Requirements.
Below is a block of records; reproduce all of them exactly and leave out any pictures.

Stored data:
## begin

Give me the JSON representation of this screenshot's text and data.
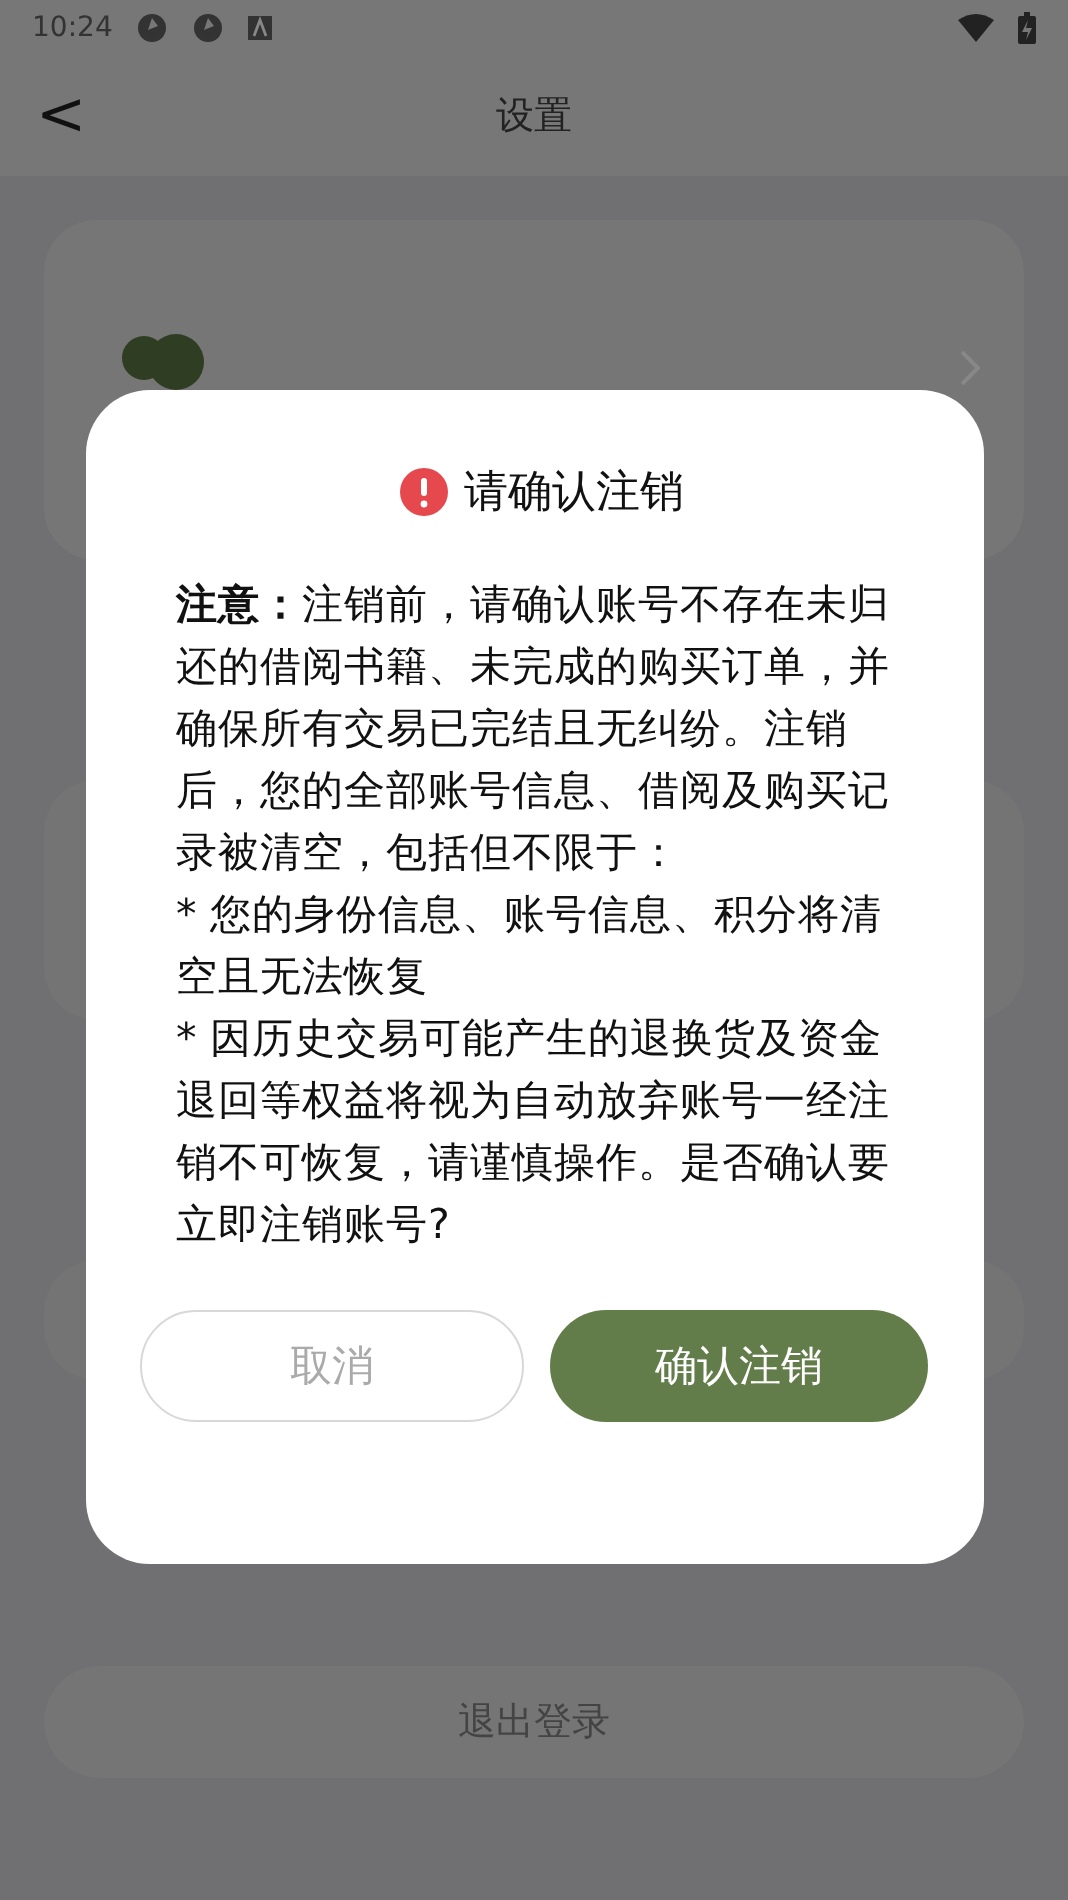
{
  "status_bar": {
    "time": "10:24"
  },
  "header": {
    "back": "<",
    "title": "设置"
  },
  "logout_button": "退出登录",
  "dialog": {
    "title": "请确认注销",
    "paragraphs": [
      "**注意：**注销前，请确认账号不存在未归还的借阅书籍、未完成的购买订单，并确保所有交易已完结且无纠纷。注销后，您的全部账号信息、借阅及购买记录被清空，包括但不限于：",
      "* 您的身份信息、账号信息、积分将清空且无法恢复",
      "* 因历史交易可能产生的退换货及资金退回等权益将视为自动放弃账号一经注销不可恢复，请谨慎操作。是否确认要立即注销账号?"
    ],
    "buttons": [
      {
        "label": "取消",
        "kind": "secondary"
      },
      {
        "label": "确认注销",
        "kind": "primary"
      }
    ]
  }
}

## end

The reply.
Give me the JSON representation of this screenshot's text and data.
{
  "status_bar": {
    "time": "10:24"
  },
  "header": {
    "back": "<",
    "title": "设置"
  },
  "logout_button": "退出登录",
  "dialog": {
    "title": "请确认注销",
    "paragraphs": [
      "**注意：**注销前，请确认账号不存在未归还的借阅书籍、未完成的购买订单，并确保所有交易已完结且无纠纷。注销后，您的全部账号信息、借阅及购买记录被清空，包括但不限于：",
      "* 您的身份信息、账号信息、积分将清空且无法恢复",
      "* 因历史交易可能产生的退换货及资金退回等权益将视为自动放弃账号一经注销不可恢复，请谨慎操作。是否确认要立即注销账号?"
    ],
    "buttons": [
      {
        "label": "取消",
        "kind": "secondary"
      },
      {
        "label": "确认注销",
        "kind": "primary"
      }
    ]
  }
}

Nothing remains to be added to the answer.